Every record should be written out exactly, please.

— START Task material —

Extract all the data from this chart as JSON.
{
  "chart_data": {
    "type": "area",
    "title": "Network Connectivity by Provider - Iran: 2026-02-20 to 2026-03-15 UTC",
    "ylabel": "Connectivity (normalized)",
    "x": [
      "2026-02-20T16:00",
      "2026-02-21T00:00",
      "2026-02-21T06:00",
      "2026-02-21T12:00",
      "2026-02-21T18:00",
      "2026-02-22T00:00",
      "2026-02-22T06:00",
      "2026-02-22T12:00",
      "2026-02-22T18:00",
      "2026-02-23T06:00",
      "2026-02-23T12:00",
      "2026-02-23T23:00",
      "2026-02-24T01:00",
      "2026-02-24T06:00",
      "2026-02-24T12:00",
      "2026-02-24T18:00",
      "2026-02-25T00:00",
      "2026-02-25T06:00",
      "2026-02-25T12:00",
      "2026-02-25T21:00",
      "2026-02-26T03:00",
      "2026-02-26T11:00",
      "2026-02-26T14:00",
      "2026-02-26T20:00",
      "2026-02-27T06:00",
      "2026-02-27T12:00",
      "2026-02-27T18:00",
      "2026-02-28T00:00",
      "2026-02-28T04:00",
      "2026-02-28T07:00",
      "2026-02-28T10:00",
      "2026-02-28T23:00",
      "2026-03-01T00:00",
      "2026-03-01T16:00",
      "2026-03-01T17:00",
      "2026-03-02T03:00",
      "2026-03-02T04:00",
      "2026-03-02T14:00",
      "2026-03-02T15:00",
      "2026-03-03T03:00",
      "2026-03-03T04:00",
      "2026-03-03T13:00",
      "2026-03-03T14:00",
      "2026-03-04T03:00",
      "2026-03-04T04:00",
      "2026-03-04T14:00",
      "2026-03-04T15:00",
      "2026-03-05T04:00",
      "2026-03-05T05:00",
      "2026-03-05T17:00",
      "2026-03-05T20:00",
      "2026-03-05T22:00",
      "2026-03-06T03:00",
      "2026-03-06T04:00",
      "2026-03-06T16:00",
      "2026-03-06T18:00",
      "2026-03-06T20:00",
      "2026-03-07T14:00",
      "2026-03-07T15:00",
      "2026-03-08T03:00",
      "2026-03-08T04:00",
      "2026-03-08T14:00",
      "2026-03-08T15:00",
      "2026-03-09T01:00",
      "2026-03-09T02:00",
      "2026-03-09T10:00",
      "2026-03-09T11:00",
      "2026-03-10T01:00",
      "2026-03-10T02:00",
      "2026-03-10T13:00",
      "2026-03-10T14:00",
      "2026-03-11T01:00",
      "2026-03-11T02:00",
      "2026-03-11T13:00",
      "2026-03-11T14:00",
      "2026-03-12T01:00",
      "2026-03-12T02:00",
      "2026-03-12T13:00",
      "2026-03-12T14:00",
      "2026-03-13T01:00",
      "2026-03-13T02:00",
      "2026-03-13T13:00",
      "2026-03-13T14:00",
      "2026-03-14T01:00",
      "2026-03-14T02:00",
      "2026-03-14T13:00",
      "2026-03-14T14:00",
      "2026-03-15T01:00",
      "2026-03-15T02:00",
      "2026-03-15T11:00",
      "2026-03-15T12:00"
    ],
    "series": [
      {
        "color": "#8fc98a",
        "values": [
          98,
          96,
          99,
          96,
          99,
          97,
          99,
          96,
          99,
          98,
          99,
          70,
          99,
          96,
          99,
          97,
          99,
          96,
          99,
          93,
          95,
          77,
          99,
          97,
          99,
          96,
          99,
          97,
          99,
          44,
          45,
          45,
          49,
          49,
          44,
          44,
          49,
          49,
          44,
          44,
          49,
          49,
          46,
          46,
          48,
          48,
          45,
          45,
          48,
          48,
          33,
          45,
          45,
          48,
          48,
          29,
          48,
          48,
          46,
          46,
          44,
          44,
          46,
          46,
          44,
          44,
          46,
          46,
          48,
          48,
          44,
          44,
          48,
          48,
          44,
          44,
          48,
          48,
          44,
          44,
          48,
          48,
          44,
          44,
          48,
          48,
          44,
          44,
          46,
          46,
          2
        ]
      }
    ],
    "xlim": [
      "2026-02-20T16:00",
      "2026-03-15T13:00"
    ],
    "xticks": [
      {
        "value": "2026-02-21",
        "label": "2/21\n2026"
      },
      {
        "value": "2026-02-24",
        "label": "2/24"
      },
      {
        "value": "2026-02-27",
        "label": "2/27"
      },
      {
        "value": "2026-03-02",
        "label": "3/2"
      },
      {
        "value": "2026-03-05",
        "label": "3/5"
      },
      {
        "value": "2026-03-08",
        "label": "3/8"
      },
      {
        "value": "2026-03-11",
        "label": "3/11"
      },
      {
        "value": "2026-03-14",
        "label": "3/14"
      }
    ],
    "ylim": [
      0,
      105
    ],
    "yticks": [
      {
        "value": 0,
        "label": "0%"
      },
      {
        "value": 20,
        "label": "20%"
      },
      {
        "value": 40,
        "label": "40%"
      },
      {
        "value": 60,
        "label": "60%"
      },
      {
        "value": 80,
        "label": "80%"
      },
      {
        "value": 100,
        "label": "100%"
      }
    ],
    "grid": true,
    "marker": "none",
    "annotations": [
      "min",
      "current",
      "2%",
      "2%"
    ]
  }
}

— END Task material —

** Correct result **
Extract all the data from this chart as JSON.
{
  "chart_data": {
    "type": "area",
    "title": "Network Connectivity by Provider - Iran: 2026-02-20 to 2026-03-15 UTC",
    "ylabel": "Connectivity (normalized)",
    "x": [
      "2026-02-20T16:00",
      "2026-02-21T00:00",
      "2026-02-21T06:00",
      "2026-02-21T12:00",
      "2026-02-21T18:00",
      "2026-02-22T00:00",
      "2026-02-22T06:00",
      "2026-02-22T12:00",
      "2026-02-22T18:00",
      "2026-02-23T06:00",
      "2026-02-23T12:00",
      "2026-02-23T23:00",
      "2026-02-24T01:00",
      "2026-02-24T06:00",
      "2026-02-24T12:00",
      "2026-02-24T18:00",
      "2026-02-25T00:00",
      "2026-02-25T06:00",
      "2026-02-25T12:00",
      "2026-02-25T21:00",
      "2026-02-26T03:00",
      "2026-02-26T11:00",
      "2026-02-26T14:00",
      "2026-02-26T20:00",
      "2026-02-27T06:00",
      "2026-02-27T12:00",
      "2026-02-27T18:00",
      "2026-02-28T00:00",
      "2026-02-28T04:00",
      "2026-02-28T07:00",
      "2026-02-28T10:00",
      "2026-02-28T23:00",
      "2026-03-01T00:00",
      "2026-03-01T16:00",
      "2026-03-01T17:00",
      "2026-03-02T03:00",
      "2026-03-02T04:00",
      "2026-03-02T14:00",
      "2026-03-02T15:00",
      "2026-03-03T03:00",
      "2026-03-03T04:00",
      "2026-03-03T13:00",
      "2026-03-03T14:00",
      "2026-03-04T03:00",
      "2026-03-04T04:00",
      "2026-03-04T14:00",
      "2026-03-04T15:00",
      "2026-03-05T04:00",
      "2026-03-05T05:00",
      "2026-03-05T17:00",
      "2026-03-05T20:00",
      "2026-03-05T22:00",
      "2026-03-06T03:00",
      "2026-03-06T04:00",
      "2026-03-06T16:00",
      "2026-03-06T18:00",
      "2026-03-06T20:00",
      "2026-03-07T14:00",
      "2026-03-07T15:00",
      "2026-03-08T03:00",
      "2026-03-08T04:00",
      "2026-03-08T14:00",
      "2026-03-08T15:00",
      "2026-03-09T01:00",
      "2026-03-09T02:00",
      "2026-03-09T10:00",
      "2026-03-09T11:00",
      "2026-03-10T01:00",
      "2026-03-10T02:00",
      "2026-03-10T13:00",
      "2026-03-10T14:00",
      "2026-03-11T01:00",
      "2026-03-11T02:00",
      "2026-03-11T13:00",
      "2026-03-11T14:00",
      "2026-03-12T01:00",
      "2026-03-12T02:00",
      "2026-03-12T13:00",
      "2026-03-12T14:00",
      "2026-03-13T01:00",
      "2026-03-13T02:00",
      "2026-03-13T13:00",
      "2026-03-13T14:00",
      "2026-03-14T01:00",
      "2026-03-14T02:00",
      "2026-03-14T13:00",
      "2026-03-14T14:00",
      "2026-03-15T01:00",
      "2026-03-15T02:00",
      "2026-03-15T11:00",
      "2026-03-15T12:00"
    ],
    "series": [
      {
        "color": "#8fc98a",
        "values": [
          98,
          96,
          99,
          96,
          99,
          97,
          99,
          96,
          99,
          98,
          99,
          70,
          99,
          96,
          99,
          97,
          99,
          96,
          99,
          93,
          95,
          77,
          99,
          97,
          99,
          96,
          99,
          97,
          99,
          44,
          45,
          45,
          49,
          49,
          44,
          44,
          49,
          49,
          44,
          44,
          49,
          49,
          46,
          46,
          48,
          48,
          45,
          45,
          48,
          48,
          33,
          45,
          45,
          48,
          48,
          29,
          48,
          48,
          46,
          46,
          44,
          44,
          46,
          46,
          44,
          44,
          46,
          46,
          48,
          48,
          44,
          44,
          48,
          48,
          44,
          44,
          48,
          48,
          44,
          44,
          48,
          48,
          44,
          44,
          48,
          48,
          44,
          44,
          46,
          46,
          2
        ]
      }
    ],
    "xlim": [
      "2026-02-20T16:00",
      "2026-03-15T13:00"
    ],
    "xticks": [
      {
        "value": "2026-02-21",
        "label": "2/21\n2026"
      },
      {
        "value": "2026-02-24",
        "label": "2/24"
      },
      {
        "value": "2026-02-27",
        "label": "2/27"
      },
      {
        "value": "2026-03-02",
        "label": "3/2"
      },
      {
        "value": "2026-03-05",
        "label": "3/5"
      },
      {
        "value": "2026-03-08",
        "label": "3/8"
      },
      {
        "value": "2026-03-11",
        "label": "3/11"
      },
      {
        "value": "2026-03-14",
        "label": "3/14"
      }
    ],
    "ylim": [
      0,
      105
    ],
    "yticks": [
      {
        "value": 0,
        "label": "0%"
      },
      {
        "value": 20,
        "label": "20%"
      },
      {
        "value": 40,
        "label": "40%"
      },
      {
        "value": 60,
        "label": "60%"
      },
      {
        "value": 80,
        "label": "80%"
      },
      {
        "value": 100,
        "label": "100%"
      }
    ],
    "grid": true,
    "marker": "none",
    "annotations": [
      "min",
      "current",
      "2%",
      "2%"
    ]
  }
}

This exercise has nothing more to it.